##### Supplied entries #####

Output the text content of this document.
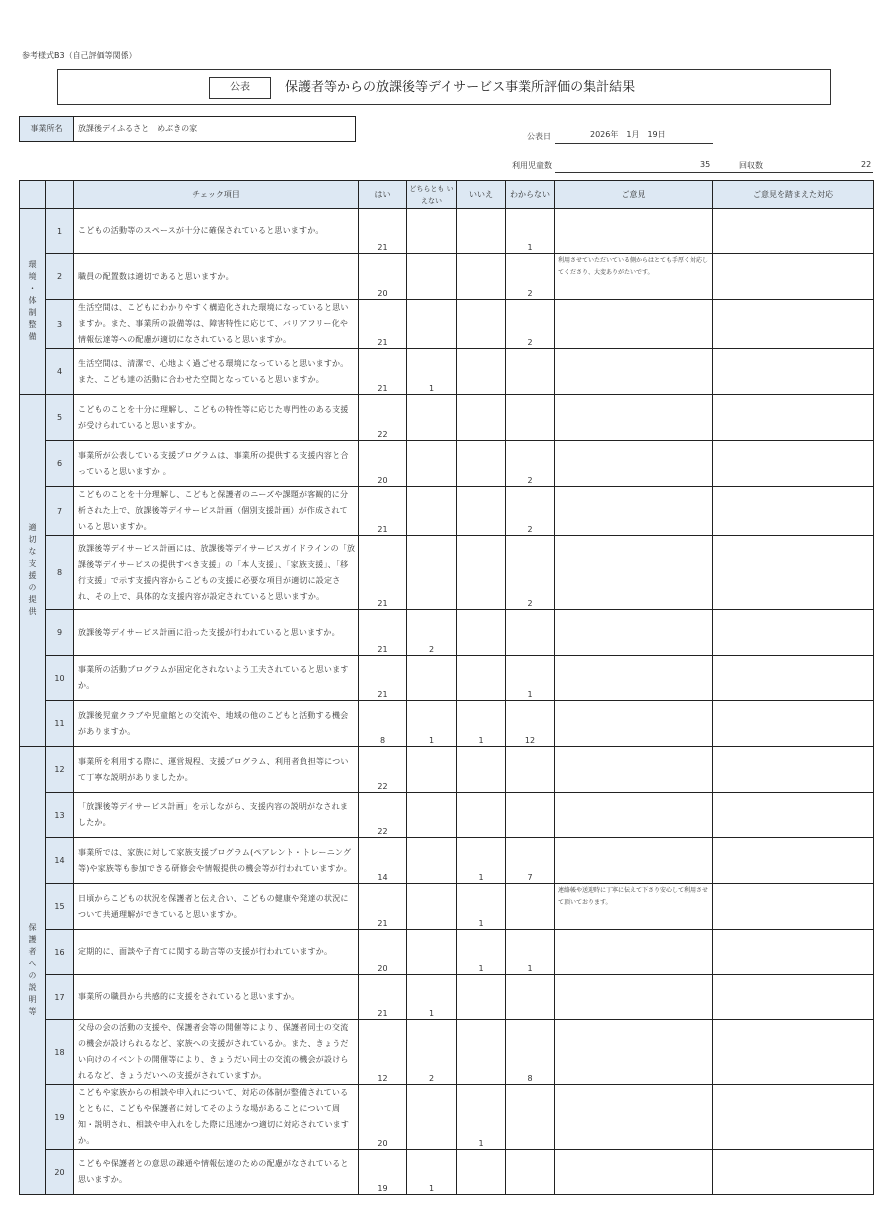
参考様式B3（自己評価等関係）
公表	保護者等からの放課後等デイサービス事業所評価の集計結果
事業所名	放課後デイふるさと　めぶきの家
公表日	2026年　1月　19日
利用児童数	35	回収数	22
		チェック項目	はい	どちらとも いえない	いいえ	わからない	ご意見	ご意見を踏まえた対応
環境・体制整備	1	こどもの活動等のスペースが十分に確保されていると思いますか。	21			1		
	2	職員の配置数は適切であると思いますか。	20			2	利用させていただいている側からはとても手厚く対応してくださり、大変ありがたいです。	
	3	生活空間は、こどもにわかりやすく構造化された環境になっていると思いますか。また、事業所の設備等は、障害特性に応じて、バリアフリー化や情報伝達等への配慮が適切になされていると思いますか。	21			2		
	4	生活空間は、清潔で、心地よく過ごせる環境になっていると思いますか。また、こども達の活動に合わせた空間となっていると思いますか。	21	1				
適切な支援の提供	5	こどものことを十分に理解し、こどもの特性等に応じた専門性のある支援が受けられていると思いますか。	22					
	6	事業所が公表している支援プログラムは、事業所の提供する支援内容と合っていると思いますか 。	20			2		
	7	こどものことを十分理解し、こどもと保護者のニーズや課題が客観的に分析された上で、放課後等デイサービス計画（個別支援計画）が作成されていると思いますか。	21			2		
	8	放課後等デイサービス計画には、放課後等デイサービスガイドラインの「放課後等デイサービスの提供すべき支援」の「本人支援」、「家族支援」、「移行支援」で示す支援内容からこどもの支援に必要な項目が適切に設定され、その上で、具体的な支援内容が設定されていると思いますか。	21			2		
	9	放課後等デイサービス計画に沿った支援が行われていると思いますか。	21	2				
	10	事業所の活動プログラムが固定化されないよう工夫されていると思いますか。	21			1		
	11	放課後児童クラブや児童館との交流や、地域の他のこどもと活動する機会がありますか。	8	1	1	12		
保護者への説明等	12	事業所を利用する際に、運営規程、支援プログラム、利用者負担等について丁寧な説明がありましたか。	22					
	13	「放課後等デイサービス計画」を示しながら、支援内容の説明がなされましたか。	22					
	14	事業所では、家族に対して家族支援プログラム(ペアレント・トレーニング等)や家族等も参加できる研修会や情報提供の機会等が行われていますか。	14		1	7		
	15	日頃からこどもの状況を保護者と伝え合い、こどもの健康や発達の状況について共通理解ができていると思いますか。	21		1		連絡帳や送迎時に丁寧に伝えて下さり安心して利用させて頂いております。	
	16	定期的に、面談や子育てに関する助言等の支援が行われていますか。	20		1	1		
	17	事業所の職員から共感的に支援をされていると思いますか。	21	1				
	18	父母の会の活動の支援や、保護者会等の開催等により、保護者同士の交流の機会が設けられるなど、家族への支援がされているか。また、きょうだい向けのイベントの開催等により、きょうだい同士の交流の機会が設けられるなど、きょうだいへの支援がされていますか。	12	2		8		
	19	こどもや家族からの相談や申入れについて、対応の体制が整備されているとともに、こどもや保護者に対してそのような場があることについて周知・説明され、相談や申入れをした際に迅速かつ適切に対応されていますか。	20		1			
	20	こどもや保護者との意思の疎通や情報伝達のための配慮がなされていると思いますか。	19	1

#####

## Task directions
Scan the records for the string "生活空間は". Copy each line in which it appears.

## Completed task
	3	生活空間は、こどもにわかりやすく構造化された環境になっていると思いますか。また、事業所の設備等は、障害特性に応じて、バリアフリー化や情報伝達等への配慮が適切になされていると思いますか。	21			2		
	4	生活空間は、清潔で、心地よく過ごせる環境になっていると思いますか。また、こども達の活動に合わせた空間となっていると思いますか。	21	1				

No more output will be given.